Work through the entries below and report how many lines include "sommaire". The number alone is the answer.

====== DATA ======

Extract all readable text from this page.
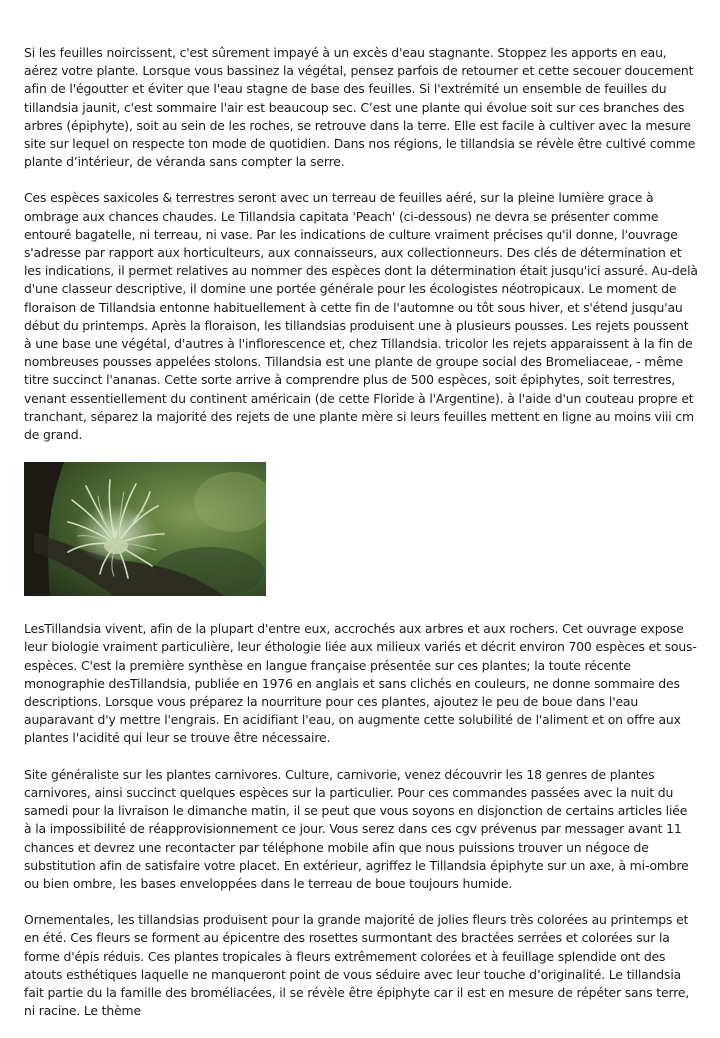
Si les feuilles noircissent, c'est sûrement impayé à un excès d'eau stagnante. Stoppez les apports en eau, aérez votre plante. Lorsque vous bassinez la végétal, pensez parfois de retourner et cette secouer doucement afin de l'égoutter et éviter que l'eau stagne de base des feuilles. Si l'extrémité un ensemble de feuilles du tillandsia jaunit, c'est sommaire l'air est beaucoup sec. C’est une plante qui évolue soit sur ces branches des arbres (épiphyte), soit au sein de les roches, se retrouve dans la terre. Elle est facile à cultiver avec la mesure site sur lequel on respecte ton mode de quotidien. Dans nos régions, le tillandsia se révèle être cultivé comme plante d’intérieur, de véranda sans compter la serre.

Ces espèces saxicoles & terrestres seront avec un terreau de feuilles aéré, sur la pleine lumière grace à ombrage aux chances chaudes. Le Tillandsia capitata 'Peach' (ci-dessous) ne devra se présenter comme entouré bagatelle, ni terreau, ni vase. Par les indications de culture vraiment précises qu'il donne, l'ouvrage s'adresse par rapport aux horticulteurs, aux connaisseurs, aux collectionneurs. Des clés de détermination et les indications, il permet relatives au nommer des espèces dont la détermination était jusqu'ici assuré. Au-delà d'une classeur descriptive, il domine une portée générale pour les écologistes néotropicaux. Le moment de floraison de Tillandsia entonne habituellement à cette fin de l'automne ou tôt sous hiver, et s'étend jusqu'au début du printemps. Après la floraison, les tillandsias produisent une à plusieurs pousses. Les rejets poussent à une base une végétal, d'autres à l'inflorescence et, chez Tillandsia. tricolor les rejets apparaissent à la fin de nombreuses pousses appelées stolons. Tillandsia est une plante de groupe social des Bromeliaceae, - même titre succinct l'ananas. Cette sorte arrive à comprendre plus de 500 espèces, soit épiphytes, soit terrestres, venant essentiellement du continent américain (de cette Floride à l'Argentine). à l'aide d'un couteau propre et tranchant, séparez la majorité des rejets de une plante mère si leurs feuilles mettent en ligne au moins viii cm de grand.

LesTillandsia vivent, afin de la plupart d'entre eux, accrochés aux arbres et aux rochers. Cet ouvrage expose leur biologie vraiment particulière, leur éthologie liée aux milieux variés et décrit environ 700 espèces et sous-espèces. C'est la première synthèse en langue française présentée sur ces plantes; la toute récente monographie desTillandsia, publiée en 1976 en anglais et sans clichés en couleurs, ne donne sommaire des descriptions. Lorsque vous préparez la nourriture pour ces plantes, ajoutez le peu de boue dans l'eau auparavant d'y mettre l'engrais. En acidifiant l'eau, on augmente cette solubilité de l'aliment et on offre aux plantes l'acidité qui leur se trouve être nécessaire.

Site généraliste sur les plantes carnivores. Culture, carnivorie, venez découvrir les 18 genres de plantes carnivores, ainsi succinct quelques espèces sur la particulier. Pour ces commandes passées avec la nuit du samedi pour la livraison le dimanche matin, il se peut que vous soyons en disjonction de certains articles liée à la impossibilité de réapprovisionnement ce jour. Vous serez dans ces cgv prévenus par messager avant 11 chances et devrez une recontacter par téléphone mobile afin que nous puissions trouver un négoce de substitution afin de satisfaire votre placet. En extérieur, agriffez le Tillandsia épiphyte sur un axe, à mi-ombre ou bien ombre, les bases enveloppées dans le terreau de boue toujours humide.

Ornementales, les tillandsias produisent pour la grande majorité de jolies fleurs très colorées au printemps et en été. Ces fleurs se forment au épicentre des rosettes surmontant des bractées serrées et colorées sur la forme d'épis réduis. Ces plantes tropicales à fleurs extrêmement colorées et à feuillage splendide ont des atouts esthétiques laquelle ne manqueront point de vous séduire avec leur touche d’originalité. Le tillandsia fait partie du la famille des broméliacées, il se révèle être épiphyte car il est en mesure de répéter sans terre, ni racine. Le thème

======

**REPLY**
2